DATA EXCERPTS:
----

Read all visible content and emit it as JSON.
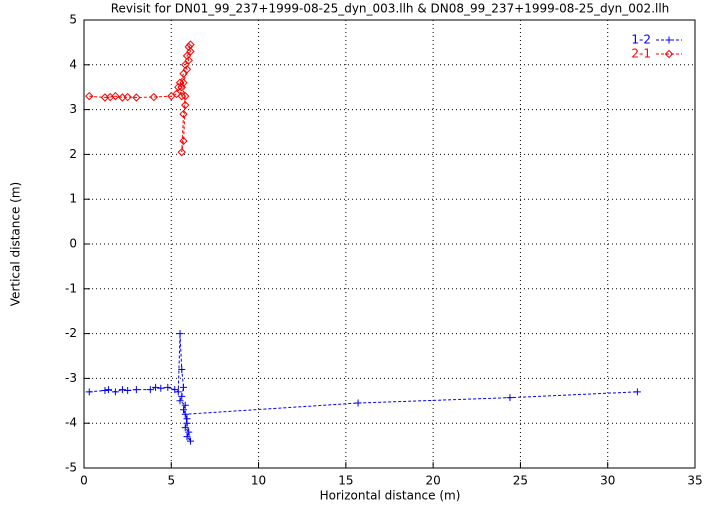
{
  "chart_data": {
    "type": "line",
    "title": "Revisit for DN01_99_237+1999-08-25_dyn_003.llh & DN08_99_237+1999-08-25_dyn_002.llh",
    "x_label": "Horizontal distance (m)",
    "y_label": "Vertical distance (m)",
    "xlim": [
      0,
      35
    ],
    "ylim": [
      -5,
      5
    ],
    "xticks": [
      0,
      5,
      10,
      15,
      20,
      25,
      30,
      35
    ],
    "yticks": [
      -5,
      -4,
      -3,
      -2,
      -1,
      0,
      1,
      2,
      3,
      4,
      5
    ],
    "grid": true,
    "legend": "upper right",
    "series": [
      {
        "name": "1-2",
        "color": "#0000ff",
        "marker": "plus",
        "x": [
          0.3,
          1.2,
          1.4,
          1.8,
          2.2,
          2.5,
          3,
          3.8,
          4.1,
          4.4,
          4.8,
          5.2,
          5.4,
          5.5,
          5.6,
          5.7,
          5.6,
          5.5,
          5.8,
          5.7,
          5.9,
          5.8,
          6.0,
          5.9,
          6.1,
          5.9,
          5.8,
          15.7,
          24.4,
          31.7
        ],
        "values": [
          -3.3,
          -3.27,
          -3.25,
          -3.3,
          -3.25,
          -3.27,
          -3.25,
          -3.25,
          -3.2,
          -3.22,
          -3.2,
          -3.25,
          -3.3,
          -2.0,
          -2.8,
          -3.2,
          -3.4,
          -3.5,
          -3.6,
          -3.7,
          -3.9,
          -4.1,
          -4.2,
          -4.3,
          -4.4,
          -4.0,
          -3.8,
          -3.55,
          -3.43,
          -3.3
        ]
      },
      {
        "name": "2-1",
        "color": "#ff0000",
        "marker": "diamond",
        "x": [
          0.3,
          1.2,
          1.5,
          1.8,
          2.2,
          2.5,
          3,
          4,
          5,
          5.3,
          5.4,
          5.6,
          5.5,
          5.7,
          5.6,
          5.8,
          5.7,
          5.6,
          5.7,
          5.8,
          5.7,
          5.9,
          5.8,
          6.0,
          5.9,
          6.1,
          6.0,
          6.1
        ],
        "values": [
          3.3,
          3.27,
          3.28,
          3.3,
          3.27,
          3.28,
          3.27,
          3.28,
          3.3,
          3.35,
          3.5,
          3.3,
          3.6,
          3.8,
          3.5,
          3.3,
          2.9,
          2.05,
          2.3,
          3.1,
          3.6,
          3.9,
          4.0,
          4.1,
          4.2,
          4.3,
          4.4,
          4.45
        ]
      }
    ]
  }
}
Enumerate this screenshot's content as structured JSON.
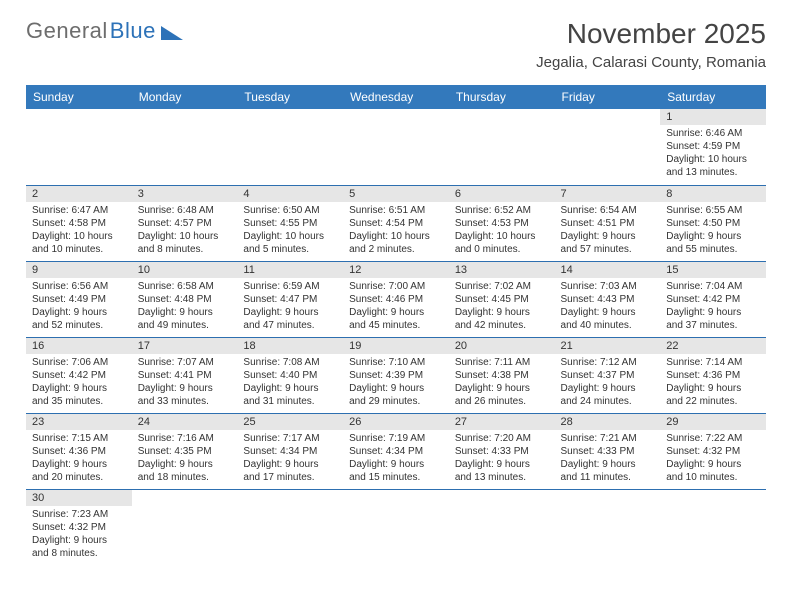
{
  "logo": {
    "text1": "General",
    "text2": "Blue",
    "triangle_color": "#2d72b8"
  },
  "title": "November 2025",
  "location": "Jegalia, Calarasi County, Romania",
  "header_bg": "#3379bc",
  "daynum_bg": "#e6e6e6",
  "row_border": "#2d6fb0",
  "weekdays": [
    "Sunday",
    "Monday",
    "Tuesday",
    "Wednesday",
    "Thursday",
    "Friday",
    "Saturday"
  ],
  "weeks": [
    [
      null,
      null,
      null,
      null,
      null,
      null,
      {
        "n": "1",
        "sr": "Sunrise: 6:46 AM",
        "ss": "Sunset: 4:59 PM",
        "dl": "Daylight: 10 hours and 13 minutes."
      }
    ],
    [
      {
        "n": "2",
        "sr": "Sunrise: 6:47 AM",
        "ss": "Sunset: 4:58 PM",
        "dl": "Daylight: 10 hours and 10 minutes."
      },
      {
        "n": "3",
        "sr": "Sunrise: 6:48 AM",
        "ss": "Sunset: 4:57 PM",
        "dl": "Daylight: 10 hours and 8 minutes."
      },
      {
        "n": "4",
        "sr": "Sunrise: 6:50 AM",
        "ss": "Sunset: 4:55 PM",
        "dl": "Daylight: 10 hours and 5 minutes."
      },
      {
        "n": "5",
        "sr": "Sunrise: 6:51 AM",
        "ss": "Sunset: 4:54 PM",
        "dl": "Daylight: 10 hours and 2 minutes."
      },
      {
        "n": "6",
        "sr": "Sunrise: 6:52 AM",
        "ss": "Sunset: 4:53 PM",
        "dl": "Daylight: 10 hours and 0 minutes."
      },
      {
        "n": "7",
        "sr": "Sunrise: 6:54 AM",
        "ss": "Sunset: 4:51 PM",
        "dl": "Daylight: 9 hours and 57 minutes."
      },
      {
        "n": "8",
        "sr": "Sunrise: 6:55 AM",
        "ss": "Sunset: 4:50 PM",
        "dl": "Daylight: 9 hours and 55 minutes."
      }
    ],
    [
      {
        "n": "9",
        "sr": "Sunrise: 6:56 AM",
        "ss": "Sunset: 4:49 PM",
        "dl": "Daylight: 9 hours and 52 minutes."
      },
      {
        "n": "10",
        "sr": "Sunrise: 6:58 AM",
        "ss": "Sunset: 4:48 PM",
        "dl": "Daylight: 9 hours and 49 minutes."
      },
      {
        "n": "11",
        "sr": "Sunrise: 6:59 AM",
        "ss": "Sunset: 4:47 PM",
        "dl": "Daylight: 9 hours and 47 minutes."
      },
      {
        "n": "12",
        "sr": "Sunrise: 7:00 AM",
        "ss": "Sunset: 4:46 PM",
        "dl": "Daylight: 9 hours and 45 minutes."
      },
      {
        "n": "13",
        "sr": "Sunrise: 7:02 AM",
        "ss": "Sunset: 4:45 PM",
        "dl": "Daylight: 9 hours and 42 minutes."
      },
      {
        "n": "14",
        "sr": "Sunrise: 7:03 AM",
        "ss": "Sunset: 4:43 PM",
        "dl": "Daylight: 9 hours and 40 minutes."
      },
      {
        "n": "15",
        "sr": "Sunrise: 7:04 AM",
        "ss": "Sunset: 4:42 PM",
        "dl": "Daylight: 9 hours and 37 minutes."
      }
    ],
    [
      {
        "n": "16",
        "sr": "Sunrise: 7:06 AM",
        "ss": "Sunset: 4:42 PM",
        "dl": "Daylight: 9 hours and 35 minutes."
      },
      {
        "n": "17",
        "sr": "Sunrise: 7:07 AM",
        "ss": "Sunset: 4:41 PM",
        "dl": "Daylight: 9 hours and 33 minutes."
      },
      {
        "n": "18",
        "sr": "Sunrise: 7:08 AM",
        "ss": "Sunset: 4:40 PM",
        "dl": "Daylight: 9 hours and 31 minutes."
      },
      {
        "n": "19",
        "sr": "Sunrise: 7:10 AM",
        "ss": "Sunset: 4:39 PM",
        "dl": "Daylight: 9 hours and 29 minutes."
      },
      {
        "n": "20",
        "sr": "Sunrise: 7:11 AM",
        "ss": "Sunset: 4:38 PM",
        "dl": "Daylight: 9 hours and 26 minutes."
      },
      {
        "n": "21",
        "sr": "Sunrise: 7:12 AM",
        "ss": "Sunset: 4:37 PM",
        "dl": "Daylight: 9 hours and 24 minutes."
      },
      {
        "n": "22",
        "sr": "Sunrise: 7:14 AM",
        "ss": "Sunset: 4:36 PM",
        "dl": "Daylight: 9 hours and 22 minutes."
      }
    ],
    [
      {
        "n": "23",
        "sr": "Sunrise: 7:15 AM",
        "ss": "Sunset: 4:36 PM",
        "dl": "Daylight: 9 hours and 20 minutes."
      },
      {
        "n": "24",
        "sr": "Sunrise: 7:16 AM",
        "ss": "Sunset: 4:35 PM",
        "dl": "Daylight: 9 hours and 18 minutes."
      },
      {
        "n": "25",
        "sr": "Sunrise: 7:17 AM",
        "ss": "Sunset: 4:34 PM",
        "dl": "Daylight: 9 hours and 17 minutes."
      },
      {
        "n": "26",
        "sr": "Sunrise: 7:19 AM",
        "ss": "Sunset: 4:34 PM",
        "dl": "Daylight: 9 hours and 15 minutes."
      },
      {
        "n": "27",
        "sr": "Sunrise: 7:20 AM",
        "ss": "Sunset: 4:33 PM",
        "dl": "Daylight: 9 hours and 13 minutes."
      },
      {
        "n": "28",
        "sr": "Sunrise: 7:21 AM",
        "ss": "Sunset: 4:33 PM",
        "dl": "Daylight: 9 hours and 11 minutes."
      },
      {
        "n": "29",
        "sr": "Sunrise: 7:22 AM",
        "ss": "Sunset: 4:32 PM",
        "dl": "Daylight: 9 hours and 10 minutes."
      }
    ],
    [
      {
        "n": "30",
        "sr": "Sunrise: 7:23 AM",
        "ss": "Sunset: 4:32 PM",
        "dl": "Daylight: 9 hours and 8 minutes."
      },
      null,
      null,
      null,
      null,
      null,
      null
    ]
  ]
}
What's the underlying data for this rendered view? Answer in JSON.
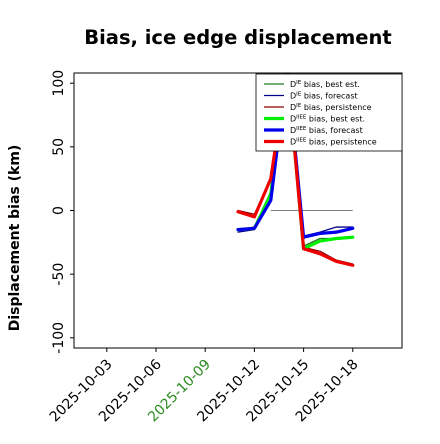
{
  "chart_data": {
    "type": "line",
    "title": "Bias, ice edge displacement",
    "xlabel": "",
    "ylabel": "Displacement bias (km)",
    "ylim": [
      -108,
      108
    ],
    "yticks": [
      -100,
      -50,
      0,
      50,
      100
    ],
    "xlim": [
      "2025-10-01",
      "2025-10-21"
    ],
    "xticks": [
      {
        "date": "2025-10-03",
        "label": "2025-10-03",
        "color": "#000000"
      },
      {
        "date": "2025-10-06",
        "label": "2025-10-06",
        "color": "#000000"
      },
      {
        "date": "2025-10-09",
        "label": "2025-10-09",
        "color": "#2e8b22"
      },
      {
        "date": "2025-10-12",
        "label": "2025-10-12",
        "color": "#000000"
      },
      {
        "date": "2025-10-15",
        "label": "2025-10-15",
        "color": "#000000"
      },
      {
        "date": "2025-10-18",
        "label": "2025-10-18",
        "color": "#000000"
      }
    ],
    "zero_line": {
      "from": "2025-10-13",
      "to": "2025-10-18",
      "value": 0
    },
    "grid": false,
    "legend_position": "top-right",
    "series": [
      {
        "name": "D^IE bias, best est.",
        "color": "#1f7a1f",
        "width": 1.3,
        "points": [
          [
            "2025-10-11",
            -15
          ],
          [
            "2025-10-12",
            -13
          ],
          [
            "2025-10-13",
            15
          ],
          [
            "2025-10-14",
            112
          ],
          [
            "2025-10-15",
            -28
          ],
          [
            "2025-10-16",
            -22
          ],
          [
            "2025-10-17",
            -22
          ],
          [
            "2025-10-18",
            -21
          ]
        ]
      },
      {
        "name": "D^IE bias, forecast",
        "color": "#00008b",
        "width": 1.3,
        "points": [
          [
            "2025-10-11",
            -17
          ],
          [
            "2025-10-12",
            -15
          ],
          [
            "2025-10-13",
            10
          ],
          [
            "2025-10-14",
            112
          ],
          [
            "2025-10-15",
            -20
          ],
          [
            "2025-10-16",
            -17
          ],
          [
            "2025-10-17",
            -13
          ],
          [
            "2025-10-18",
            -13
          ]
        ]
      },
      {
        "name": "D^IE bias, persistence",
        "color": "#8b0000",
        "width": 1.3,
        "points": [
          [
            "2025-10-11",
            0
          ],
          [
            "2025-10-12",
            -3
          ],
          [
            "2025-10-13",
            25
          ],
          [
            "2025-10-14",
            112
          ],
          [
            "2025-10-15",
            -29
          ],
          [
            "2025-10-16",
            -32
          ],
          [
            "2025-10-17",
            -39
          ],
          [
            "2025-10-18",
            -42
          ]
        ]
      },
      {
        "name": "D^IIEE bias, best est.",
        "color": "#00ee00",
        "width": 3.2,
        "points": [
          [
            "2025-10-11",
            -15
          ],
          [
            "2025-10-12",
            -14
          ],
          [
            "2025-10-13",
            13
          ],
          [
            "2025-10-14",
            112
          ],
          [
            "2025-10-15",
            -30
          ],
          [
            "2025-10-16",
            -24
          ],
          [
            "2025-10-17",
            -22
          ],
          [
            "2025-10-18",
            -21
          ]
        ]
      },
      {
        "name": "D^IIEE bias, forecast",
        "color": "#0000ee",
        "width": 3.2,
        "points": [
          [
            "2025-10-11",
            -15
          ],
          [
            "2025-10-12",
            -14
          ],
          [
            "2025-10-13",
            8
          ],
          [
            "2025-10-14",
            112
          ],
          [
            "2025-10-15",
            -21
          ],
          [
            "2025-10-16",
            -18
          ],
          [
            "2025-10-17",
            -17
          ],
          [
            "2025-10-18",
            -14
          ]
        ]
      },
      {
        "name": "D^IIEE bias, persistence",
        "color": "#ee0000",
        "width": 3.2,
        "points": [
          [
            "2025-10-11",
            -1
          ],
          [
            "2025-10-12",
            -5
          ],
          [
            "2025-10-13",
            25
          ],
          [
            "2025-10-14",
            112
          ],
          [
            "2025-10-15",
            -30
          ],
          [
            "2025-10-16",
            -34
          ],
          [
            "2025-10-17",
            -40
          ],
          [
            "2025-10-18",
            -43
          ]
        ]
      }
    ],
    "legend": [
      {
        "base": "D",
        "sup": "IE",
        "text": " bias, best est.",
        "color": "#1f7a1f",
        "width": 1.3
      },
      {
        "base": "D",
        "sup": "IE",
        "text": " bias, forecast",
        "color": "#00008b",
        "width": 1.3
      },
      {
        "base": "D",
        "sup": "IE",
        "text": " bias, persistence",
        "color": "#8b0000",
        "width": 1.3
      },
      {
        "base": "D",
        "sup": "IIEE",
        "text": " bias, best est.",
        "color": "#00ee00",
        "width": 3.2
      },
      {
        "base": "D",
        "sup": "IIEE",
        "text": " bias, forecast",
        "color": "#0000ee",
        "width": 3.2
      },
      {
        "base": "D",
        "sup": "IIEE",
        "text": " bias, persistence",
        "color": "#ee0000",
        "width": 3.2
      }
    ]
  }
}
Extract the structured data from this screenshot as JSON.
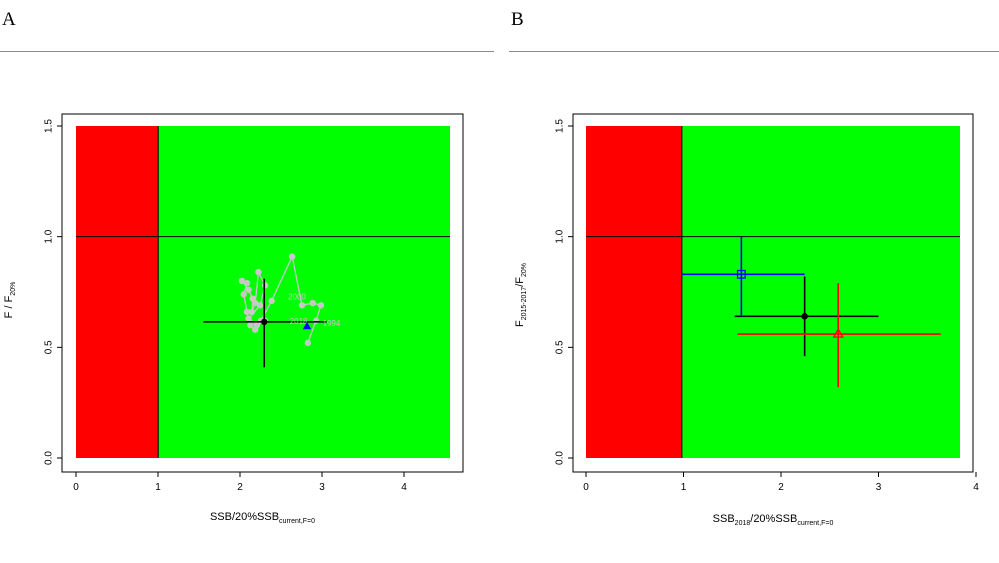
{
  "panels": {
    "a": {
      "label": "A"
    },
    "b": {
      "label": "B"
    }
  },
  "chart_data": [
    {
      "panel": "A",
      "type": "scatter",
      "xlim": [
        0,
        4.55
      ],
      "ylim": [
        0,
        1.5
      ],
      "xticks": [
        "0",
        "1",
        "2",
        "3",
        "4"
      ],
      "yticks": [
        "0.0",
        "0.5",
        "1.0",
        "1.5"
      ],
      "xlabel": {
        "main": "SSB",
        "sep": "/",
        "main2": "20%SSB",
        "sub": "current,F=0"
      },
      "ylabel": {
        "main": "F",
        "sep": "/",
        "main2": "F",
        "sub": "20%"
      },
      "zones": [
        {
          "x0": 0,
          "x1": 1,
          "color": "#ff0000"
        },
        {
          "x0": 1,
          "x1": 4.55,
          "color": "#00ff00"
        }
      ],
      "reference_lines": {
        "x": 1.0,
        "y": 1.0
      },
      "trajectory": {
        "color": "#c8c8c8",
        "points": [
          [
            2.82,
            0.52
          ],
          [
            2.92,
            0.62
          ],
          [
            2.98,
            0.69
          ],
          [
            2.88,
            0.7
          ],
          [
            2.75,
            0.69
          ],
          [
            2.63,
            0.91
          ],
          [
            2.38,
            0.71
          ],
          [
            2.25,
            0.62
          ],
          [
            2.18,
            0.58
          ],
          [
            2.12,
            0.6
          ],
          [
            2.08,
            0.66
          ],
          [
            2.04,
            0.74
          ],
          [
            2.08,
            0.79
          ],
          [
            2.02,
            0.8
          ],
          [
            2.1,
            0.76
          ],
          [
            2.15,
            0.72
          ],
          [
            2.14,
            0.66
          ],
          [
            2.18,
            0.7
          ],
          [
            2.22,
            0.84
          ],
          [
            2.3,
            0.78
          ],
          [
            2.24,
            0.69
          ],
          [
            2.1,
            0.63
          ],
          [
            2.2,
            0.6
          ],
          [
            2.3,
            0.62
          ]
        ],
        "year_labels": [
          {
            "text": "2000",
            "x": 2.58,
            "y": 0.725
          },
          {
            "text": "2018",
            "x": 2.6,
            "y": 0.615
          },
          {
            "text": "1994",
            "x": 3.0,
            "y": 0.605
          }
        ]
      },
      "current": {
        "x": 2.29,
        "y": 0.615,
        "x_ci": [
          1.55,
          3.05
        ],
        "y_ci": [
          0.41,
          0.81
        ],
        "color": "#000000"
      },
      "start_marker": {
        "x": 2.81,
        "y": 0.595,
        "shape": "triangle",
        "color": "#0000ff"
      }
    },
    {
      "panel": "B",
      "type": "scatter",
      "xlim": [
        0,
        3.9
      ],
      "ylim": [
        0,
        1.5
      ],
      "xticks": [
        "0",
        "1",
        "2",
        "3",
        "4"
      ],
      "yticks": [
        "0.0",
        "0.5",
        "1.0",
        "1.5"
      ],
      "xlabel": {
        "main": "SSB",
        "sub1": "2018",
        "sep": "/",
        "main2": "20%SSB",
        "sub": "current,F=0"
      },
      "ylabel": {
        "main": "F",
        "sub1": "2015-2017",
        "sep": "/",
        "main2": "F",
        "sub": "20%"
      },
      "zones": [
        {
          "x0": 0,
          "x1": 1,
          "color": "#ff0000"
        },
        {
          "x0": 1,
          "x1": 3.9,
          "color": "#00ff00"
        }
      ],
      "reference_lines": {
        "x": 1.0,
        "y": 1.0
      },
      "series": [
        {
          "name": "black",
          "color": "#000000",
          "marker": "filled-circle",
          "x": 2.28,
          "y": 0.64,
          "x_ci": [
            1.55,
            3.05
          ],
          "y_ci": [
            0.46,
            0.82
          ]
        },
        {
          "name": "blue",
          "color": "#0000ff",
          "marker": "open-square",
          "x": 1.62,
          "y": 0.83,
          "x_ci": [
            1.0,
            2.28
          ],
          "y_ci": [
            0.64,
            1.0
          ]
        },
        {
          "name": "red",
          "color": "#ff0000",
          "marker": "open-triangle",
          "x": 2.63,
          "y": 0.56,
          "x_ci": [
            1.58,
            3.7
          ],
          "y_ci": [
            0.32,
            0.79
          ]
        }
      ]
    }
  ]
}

----

REQUEST:
Give the number of lines in the records above that contain the word "screenshot". Reply with that number alone.

ANSWER FOR THE TASK:
2